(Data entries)
┌────────

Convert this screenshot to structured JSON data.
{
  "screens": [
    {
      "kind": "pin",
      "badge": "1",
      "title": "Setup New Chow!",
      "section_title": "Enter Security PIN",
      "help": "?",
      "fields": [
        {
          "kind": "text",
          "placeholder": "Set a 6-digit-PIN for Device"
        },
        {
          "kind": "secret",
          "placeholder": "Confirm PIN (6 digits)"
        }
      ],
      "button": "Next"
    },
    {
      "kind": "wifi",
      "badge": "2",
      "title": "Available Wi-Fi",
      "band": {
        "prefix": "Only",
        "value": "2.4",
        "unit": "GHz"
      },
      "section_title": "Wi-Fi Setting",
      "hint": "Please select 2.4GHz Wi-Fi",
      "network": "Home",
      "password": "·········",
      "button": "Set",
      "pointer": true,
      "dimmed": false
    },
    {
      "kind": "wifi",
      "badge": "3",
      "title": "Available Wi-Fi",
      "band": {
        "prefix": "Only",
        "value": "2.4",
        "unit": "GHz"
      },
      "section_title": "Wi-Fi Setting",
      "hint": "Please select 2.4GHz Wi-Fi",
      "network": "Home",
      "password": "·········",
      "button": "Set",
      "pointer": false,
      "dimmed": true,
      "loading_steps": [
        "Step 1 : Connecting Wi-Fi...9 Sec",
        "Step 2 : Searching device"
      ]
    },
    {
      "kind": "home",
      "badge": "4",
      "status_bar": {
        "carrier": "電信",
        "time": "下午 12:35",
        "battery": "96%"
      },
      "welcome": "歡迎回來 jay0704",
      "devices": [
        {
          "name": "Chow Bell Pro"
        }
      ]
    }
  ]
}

└────────

### Instruction
Identify every line above that includes the word "placeholder", and show those lines.

### Solution to this task
          "placeholder": "Set a 6-digit-PIN for Device"
          "placeholder": "Confirm PIN (6 digits)"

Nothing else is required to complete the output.